■ The exercise: Reproduce each of the entries below word for word, omitting the pictures.

■ Extracted records:

####################

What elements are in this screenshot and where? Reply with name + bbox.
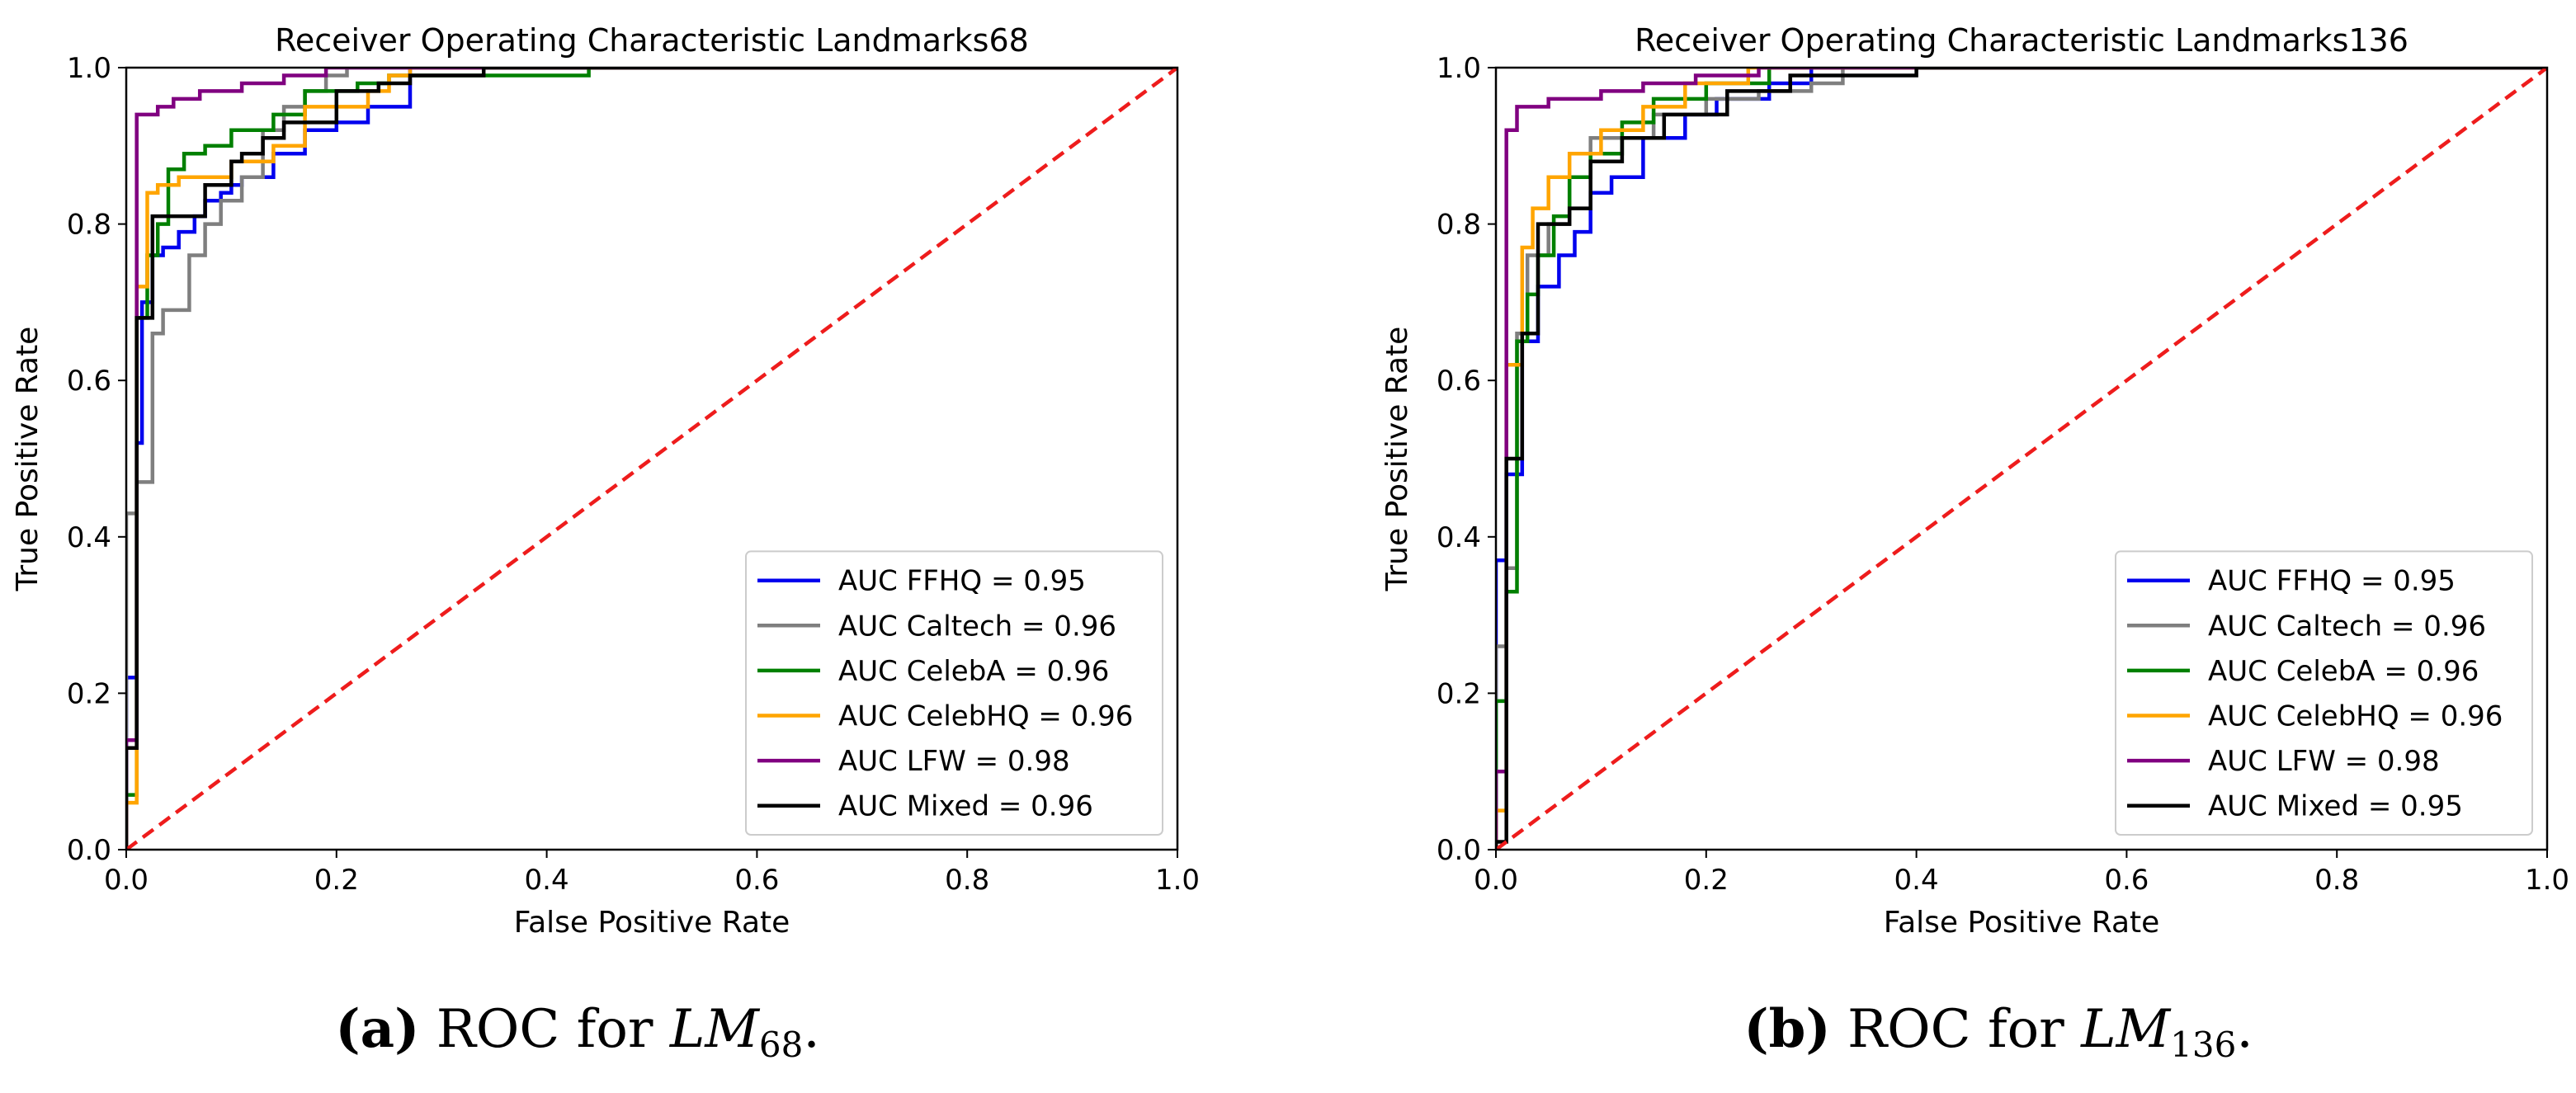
x-tick-label: 0.8 [2314, 864, 2359, 897]
plot-area [126, 68, 1177, 850]
chance-diagonal-line [1496, 68, 2547, 850]
legend-box [745, 550, 1163, 836]
x-tick-label: 0.2 [314, 864, 359, 897]
y-tick-label: 0.2 [67, 677, 111, 710]
y-tick-label: 0.6 [67, 365, 111, 398]
series-line-celebhq [1496, 68, 2547, 850]
legend-box [2115, 550, 2533, 836]
x-axis-label: False Positive Rate [514, 906, 790, 940]
y-tick-label: 0.4 [1437, 521, 1481, 554]
chart-roc-landmarks68: Receiver Operating Characteristic Landma… [11, 22, 1200, 940]
caption-math-subscript: 68 [758, 1025, 804, 1065]
legend-entry: AUC FFHQ = 0.95 [838, 565, 1086, 598]
caption-end: . [2236, 999, 2253, 1060]
x-tick-label: 0.4 [525, 864, 569, 897]
legend-entry: AUC CelebA = 0.96 [2208, 655, 2479, 688]
x-tick-label: 0.2 [1684, 864, 1729, 897]
caption-a: (a) ROC for LM68. [0, 998, 1155, 1065]
legend-entry: AUC CelebHQ = 0.96 [2208, 700, 2503, 733]
y-tick-label: 0.4 [67, 521, 111, 554]
legend: AUC FFHQ = 0.95 AUC Caltech = 0.96 AUC Cel… [745, 550, 1163, 836]
y-axis-label: True Positive Rate [11, 327, 45, 592]
series-line-lfw [126, 68, 1177, 850]
y-tick-label: 0.8 [67, 209, 111, 242]
legend-entry: AUC Mixed = 0.95 [2208, 790, 2463, 823]
caption-end: . [803, 999, 820, 1060]
series-line-mixed [1496, 68, 2547, 850]
plot-frame [125, 66, 1179, 851]
caption-label: (a) [335, 998, 420, 1060]
y-tick-label: 0.6 [1437, 365, 1481, 398]
caption-math-subscript: 136 [2170, 1025, 2237, 1065]
x-tick-label: 1.0 [2525, 864, 2569, 897]
series-line-lfw [1496, 68, 2547, 850]
x-tick-label: 0.0 [1474, 864, 1518, 897]
caption-text: ROC for [1847, 999, 2064, 1060]
x-tick-label: 0.4 [1894, 864, 1939, 897]
legend-entry: AUC CelebHQ = 0.96 [838, 700, 1133, 733]
chart-roc-landmarks136: Receiver Operating Characteristic Landma… [1380, 22, 2569, 940]
x-tick-label: 0.8 [945, 864, 989, 897]
y-tick-label: 1.0 [67, 52, 111, 85]
chart-title: Receiver Operating Characteristic Landma… [275, 22, 1029, 59]
legend-entry: AUC FFHQ = 0.95 [2208, 565, 2456, 598]
caption-math-base: LM [669, 999, 759, 1060]
x-axis-label: False Positive Rate [1884, 906, 2160, 940]
y-axis-label: True Positive Rate [1380, 327, 1414, 592]
y-tick-label: 0.8 [1437, 209, 1481, 242]
x-tick-label: 0.6 [734, 864, 779, 897]
legend: AUC FFHQ = 0.95 AUC Caltech = 0.96 AUC Cel… [2115, 550, 2533, 836]
series-line-mixed [126, 68, 1177, 850]
y-tick-label: 0.0 [1437, 834, 1481, 867]
x-tick-label: 0.6 [2104, 864, 2149, 897]
plot-area [1496, 68, 2547, 850]
caption-text: ROC for [436, 999, 653, 1060]
y-tick-label: 0.2 [1437, 677, 1481, 710]
caption-label: (b) [1743, 998, 1831, 1060]
legend-entry: AUC LFW = 0.98 [838, 745, 1070, 778]
y-tick-label: 1.0 [1437, 52, 1481, 85]
caption-math-base: LM [2081, 999, 2171, 1060]
y-tick-label: 0.0 [67, 834, 111, 867]
x-tick-label: 1.0 [1155, 864, 1200, 897]
legend-entry: AUC Caltech = 0.96 [2208, 610, 2486, 643]
x-tick-label: 0.0 [104, 864, 149, 897]
plot-frame [1494, 66, 2549, 851]
legend-entry: AUC CelebA = 0.96 [838, 655, 1109, 688]
legend-entry: AUC LFW = 0.98 [2208, 745, 2440, 778]
legend-entry: AUC Caltech = 0.96 [838, 610, 1116, 643]
caption-b: (b) ROC for LM136. [1421, 998, 2576, 1065]
chance-diagonal-line [126, 68, 1177, 850]
legend-entry: AUC Mixed = 0.96 [838, 790, 1093, 823]
chart-title: Receiver Operating Characteristic Landma… [1635, 22, 2409, 59]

####################

■ Response:
What elements are in this screenshot and where? Reply with name + bbox.
x-tick-label: 0.8 [2314, 864, 2359, 897]
plot-area [126, 68, 1177, 850]
chance-diagonal-line [1496, 68, 2547, 850]
legend-box [745, 550, 1163, 836]
x-tick-label: 0.2 [314, 864, 359, 897]
y-tick-label: 0.2 [67, 677, 111, 710]
y-tick-label: 0.6 [67, 365, 111, 398]
series-line-celebhq [1496, 68, 2547, 850]
legend-box [2115, 550, 2533, 836]
x-axis-label: False Positive Rate [514, 906, 790, 940]
y-tick-label: 0.4 [1437, 521, 1481, 554]
chart-roc-landmarks68: Receiver Operating Characteristic Landma… [11, 22, 1200, 940]
caption-math-subscript: 68 [758, 1025, 804, 1065]
legend-entry: AUC FFHQ = 0.95 [838, 565, 1086, 598]
caption-end: . [2236, 999, 2253, 1060]
x-tick-label: 0.4 [525, 864, 569, 897]
legend-entry: AUC CelebA = 0.96 [2208, 655, 2479, 688]
x-tick-label: 0.2 [1684, 864, 1729, 897]
caption-a: (a) ROC for LM68. [0, 998, 1155, 1065]
legend-entry: AUC CelebHQ = 0.96 [2208, 700, 2503, 733]
y-tick-label: 0.4 [67, 521, 111, 554]
legend: AUC FFHQ = 0.95 AUC Caltech = 0.96 AUC Cel… [745, 550, 1163, 836]
y-axis-label: True Positive Rate [11, 327, 45, 592]
series-line-lfw [126, 68, 1177, 850]
y-tick-label: 0.8 [67, 209, 111, 242]
legend-entry: AUC Mixed = 0.95 [2208, 790, 2463, 823]
caption-end: . [803, 999, 820, 1060]
series-line-mixed [1496, 68, 2547, 850]
plot-frame [125, 66, 1179, 851]
caption-label: (a) [335, 998, 420, 1060]
y-tick-label: 0.6 [1437, 365, 1481, 398]
caption-math-subscript: 136 [2170, 1025, 2237, 1065]
x-tick-label: 1.0 [2525, 864, 2569, 897]
series-line-lfw [1496, 68, 2547, 850]
x-tick-label: 0.0 [1474, 864, 1518, 897]
caption-text: ROC for [1847, 999, 2064, 1060]
x-tick-label: 0.4 [1894, 864, 1939, 897]
legend-entry: AUC CelebHQ = 0.96 [838, 700, 1133, 733]
chart-roc-landmarks136: Receiver Operating Characteristic Landma… [1380, 22, 2569, 940]
x-tick-label: 0.8 [945, 864, 989, 897]
y-tick-label: 1.0 [67, 52, 111, 85]
chart-title: Receiver Operating Characteristic Landma… [275, 22, 1029, 59]
legend-entry: AUC FFHQ = 0.95 [2208, 565, 2456, 598]
caption-math-base: LM [669, 999, 759, 1060]
x-axis-label: False Positive Rate [1884, 906, 2160, 940]
y-axis-label: True Positive Rate [1380, 327, 1414, 592]
y-tick-label: 0.8 [1437, 209, 1481, 242]
x-tick-label: 0.6 [734, 864, 779, 897]
legend: AUC FFHQ = 0.95 AUC Caltech = 0.96 AUC Cel… [2115, 550, 2533, 836]
series-line-mixed [126, 68, 1177, 850]
y-tick-label: 0.0 [1437, 834, 1481, 867]
x-tick-label: 0.6 [2104, 864, 2149, 897]
plot-area [1496, 68, 2547, 850]
caption-text: ROC for [436, 999, 653, 1060]
y-tick-label: 0.2 [1437, 677, 1481, 710]
caption-label: (b) [1743, 998, 1831, 1060]
legend-entry: AUC LFW = 0.98 [838, 745, 1070, 778]
y-tick-label: 1.0 [1437, 52, 1481, 85]
caption-math-base: LM [2081, 999, 2171, 1060]
y-tick-label: 0.0 [67, 834, 111, 867]
x-tick-label: 1.0 [1155, 864, 1200, 897]
legend-entry: AUC Caltech = 0.96 [2208, 610, 2486, 643]
x-tick-label: 0.0 [104, 864, 149, 897]
plot-frame [1494, 66, 2549, 851]
legend-entry: AUC CelebA = 0.96 [838, 655, 1109, 688]
legend-entry: AUC LFW = 0.98 [2208, 745, 2440, 778]
legend-entry: AUC Caltech = 0.96 [838, 610, 1116, 643]
caption-b: (b) ROC for LM136. [1421, 998, 2576, 1065]
chance-diagonal-line [126, 68, 1177, 850]
legend-entry: AUC Mixed = 0.96 [838, 790, 1093, 823]
chart-title: Receiver Operating Characteristic Landma… [1635, 22, 2409, 59]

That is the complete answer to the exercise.